- _PROBLEM TO SOLVE_:
Reproduce the student loan default management text below in full, keeping every line unchanged.

(EXERCISE TEXT begins)

Compare the performance between servicers based upon:
- The number of claims filed per month, and
- The number of claims paid per month
Identify problem areas.
Identify “best practices” among servicers.
Compare apples to apples and apples to oranges
Track the performance of the university, college, or proprietary school’s default management plan.
- Benchmark the institution’s default rate with similar institutions. Gather data from
- DefaultPrevention.com’s reports (www.defaultprevention.com) and
- The Department of Education web site (www.ed.gov).
- Identify how differences between the institutions related to differences in the default ratios.
- Track the present cohort default rate using the following calculation (for schools with more than 30 students entering repayment):
Numerator = Number of students who entered repayment during the
fiscal year and defaulted within that fiscal year or the subsequent fiscal
Denominator = Number of students who entered repayment during
the fiscal year.
Project future rates using DefaultPrevention.com’s Estimated Cohort Report (ECR) to take action to minimize the default rate.
A ECR lists all borrowers at a school who entered repayment during a specified fiscal year and provides3.
repayment status for each borrower. Quarterly ECR’s are available in the reports section online at www.defaultprevention.com/
Address High Risk Students
Reallocate a portion of state and institutional grants to award potential defaulters.
Reallocate a portion of work-study funds to award potential defaulters.
Promote conservative borrowing.
Offer comprehensive counseling services:
Meet one-on-one with potential defaulters who are requesting loans in order to limit debt by determining the student’s eligibility for other gift aid such as:
- AFDC exemptions
- State or institutional grants
- Work-study, and/or
- Educational aid exemptions
Identify the “real costs” of a higher education.
Prepare a realistic budget with the student.
Discuss expenses and money-saving strategies.

(EXERCISE TEXT ends)
(RECORD SET begins)

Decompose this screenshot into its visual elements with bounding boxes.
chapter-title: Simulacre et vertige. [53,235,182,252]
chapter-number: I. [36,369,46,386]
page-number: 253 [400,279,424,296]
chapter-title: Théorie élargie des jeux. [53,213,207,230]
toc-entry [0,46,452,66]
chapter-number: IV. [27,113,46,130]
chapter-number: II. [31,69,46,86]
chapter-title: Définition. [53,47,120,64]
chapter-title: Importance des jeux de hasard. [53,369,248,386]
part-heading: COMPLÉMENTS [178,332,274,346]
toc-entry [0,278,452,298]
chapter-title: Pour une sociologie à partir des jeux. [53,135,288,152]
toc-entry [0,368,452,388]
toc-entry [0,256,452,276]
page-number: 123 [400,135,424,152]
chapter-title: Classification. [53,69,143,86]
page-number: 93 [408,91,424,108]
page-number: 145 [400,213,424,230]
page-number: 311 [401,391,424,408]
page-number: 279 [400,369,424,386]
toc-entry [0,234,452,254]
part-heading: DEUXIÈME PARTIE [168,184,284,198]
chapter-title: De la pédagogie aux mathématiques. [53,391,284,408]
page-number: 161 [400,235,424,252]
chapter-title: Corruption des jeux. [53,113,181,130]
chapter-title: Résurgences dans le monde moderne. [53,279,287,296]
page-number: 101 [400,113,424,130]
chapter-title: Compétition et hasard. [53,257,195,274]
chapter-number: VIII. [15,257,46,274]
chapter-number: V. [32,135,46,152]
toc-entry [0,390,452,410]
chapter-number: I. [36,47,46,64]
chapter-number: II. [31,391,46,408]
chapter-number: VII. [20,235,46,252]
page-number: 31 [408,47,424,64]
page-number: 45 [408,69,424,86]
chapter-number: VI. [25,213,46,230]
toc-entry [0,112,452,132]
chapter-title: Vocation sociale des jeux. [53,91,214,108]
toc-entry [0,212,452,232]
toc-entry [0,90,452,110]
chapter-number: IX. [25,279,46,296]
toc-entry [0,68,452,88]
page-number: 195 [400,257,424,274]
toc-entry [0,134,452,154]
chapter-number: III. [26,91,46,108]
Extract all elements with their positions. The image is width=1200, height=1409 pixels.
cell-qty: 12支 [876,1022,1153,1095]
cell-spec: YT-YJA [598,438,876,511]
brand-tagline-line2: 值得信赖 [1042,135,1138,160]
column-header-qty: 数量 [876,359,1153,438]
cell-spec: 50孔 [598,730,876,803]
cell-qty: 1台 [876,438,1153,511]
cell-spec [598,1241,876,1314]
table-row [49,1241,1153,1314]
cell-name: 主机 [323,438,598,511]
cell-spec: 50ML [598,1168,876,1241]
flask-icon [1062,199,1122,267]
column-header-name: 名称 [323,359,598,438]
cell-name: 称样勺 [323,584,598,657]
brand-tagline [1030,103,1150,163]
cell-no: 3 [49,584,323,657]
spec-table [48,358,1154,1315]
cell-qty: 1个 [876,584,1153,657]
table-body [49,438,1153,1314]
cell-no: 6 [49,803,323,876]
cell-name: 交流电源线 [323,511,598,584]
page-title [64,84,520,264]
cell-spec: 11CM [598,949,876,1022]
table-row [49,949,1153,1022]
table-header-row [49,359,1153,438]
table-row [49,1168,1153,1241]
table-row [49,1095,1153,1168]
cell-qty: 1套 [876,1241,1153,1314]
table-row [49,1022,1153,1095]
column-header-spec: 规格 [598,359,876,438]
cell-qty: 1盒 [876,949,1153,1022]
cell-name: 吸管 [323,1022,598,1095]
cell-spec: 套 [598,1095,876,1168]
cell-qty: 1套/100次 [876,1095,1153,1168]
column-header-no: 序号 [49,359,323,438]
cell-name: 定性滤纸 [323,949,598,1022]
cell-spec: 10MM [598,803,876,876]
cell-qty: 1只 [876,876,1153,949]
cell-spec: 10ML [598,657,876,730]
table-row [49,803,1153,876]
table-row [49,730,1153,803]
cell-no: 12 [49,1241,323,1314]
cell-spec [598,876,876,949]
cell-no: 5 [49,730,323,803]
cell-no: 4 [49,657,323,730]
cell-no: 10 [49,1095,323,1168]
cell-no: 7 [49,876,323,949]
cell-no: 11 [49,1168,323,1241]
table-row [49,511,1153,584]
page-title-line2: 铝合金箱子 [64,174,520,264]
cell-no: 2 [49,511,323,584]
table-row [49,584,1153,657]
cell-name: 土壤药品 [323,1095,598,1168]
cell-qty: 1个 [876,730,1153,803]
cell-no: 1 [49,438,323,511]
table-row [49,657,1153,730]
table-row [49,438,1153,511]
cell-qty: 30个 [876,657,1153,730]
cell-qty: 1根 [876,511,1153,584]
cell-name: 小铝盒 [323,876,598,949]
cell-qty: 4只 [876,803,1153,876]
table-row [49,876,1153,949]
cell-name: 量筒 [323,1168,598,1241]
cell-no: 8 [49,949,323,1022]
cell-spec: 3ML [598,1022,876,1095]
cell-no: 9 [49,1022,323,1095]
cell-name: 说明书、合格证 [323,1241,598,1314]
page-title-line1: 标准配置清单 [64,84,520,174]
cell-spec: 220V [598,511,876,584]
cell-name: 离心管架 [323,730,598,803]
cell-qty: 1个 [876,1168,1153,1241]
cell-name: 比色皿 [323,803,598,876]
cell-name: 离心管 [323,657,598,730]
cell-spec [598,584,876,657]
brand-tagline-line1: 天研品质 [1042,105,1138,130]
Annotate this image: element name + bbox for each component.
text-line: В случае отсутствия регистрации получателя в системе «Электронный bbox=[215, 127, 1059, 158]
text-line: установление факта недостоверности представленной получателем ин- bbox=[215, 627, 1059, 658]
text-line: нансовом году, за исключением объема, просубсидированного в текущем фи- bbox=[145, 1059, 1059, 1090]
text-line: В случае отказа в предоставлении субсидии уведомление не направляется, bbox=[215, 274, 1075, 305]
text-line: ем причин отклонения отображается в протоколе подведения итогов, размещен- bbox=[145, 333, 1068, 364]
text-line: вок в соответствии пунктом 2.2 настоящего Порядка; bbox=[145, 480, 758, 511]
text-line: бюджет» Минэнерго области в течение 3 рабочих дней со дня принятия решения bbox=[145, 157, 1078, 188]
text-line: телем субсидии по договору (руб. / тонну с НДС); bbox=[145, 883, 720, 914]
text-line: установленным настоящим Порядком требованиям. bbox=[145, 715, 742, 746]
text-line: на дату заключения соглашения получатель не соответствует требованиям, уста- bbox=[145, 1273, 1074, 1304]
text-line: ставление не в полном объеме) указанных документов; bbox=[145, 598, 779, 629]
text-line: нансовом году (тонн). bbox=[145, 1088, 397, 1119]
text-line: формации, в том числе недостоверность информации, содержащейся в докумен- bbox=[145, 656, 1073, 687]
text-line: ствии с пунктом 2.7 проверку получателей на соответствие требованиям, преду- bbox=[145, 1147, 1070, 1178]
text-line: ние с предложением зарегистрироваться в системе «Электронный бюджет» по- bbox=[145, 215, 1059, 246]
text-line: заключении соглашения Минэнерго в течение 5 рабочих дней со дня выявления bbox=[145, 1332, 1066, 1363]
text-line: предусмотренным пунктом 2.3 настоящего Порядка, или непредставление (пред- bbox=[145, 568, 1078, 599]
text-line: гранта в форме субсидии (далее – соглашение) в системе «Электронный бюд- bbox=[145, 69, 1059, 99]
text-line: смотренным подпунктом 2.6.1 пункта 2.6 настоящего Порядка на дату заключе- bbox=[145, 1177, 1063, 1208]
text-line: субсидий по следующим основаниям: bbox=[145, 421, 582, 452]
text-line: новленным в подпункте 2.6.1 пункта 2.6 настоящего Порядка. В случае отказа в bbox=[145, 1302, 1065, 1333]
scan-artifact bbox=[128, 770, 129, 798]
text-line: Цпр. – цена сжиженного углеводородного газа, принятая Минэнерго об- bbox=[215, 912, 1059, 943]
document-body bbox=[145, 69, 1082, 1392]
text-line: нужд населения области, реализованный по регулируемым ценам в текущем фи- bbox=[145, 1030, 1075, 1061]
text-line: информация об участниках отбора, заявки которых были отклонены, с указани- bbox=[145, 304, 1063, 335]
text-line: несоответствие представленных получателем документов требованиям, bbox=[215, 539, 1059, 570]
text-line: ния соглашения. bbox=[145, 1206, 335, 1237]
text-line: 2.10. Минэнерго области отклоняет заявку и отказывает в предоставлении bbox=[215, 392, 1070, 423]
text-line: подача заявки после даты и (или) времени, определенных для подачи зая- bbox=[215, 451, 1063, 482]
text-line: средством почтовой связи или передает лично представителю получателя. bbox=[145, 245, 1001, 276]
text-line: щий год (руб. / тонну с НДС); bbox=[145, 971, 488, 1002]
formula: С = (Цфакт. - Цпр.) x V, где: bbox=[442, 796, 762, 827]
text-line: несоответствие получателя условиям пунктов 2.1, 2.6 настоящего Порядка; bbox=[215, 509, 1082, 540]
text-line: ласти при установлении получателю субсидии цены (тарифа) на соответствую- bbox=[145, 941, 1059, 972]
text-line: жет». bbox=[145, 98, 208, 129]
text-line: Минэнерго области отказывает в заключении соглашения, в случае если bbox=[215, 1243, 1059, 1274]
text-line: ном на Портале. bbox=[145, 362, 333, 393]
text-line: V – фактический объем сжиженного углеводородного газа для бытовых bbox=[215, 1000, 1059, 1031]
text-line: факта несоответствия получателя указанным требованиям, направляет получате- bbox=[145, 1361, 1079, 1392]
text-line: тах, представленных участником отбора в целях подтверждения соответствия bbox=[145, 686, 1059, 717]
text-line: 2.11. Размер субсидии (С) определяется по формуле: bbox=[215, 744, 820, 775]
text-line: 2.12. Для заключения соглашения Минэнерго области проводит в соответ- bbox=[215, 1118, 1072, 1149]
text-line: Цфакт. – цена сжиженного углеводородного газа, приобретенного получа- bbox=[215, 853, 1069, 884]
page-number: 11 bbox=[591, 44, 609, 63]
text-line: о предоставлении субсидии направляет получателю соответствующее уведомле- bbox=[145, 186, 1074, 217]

(RECORD SET ends)

- _OUTPUT OF THE EXERCISE_:
Compare the performance between servicers based upon:
- The number of claims filed per month, and
- The number of claims paid per month
Identify problem areas.
Identify “best practices” among servicers.
Compare apples to apples and apples to oranges
Track the performance of the university, college, or proprietary school’s default management plan.
- Benchmark the institution’s default rate with similar institutions. Gather data from
- DefaultPrevention.com’s reports (www.defaultprevention.com) and
- The Department of Education web site (www.ed.gov).
- Identify how differences between the institutions related to differences in the default ratios.
- Track the present cohort default rate using the following calculation (for schools with more than 30 students entering repayment):
Numerator = Number of students who entered repayment during the
fiscal year and defaulted within that fiscal year or the subsequent fiscal
Denominator = Number of students who entered repayment during
the fiscal year.
Project future rates using DefaultPrevention.com’s Estimated Cohort Report (ECR) to take action to minimize the default rate.
A ECR lists all borrowers at a school who entered repayment during a specified fiscal year and provides3.
repayment status for each borrower. Quarterly ECR’s are available in the reports section online at www.defaultprevention.com/
Address High Risk Students
Reallocate a portion of state and institutional grants to award potential defaulters.
Reallocate a portion of work-study funds to award potential defaulters.
Promote conservative borrowing.
Offer comprehensive counseling services:
Meet one-on-one with potential defaulters who are requesting loans in order to limit debt by determining the student’s eligibility for other gift aid such as:
- AFDC exemptions
- State or institutional grants
- Work-study, and/or
- Educational aid exemptions
Identify the “real costs” of a higher education.
Prepare a realistic budget with the student.
Discuss expenses and money-saving strategies.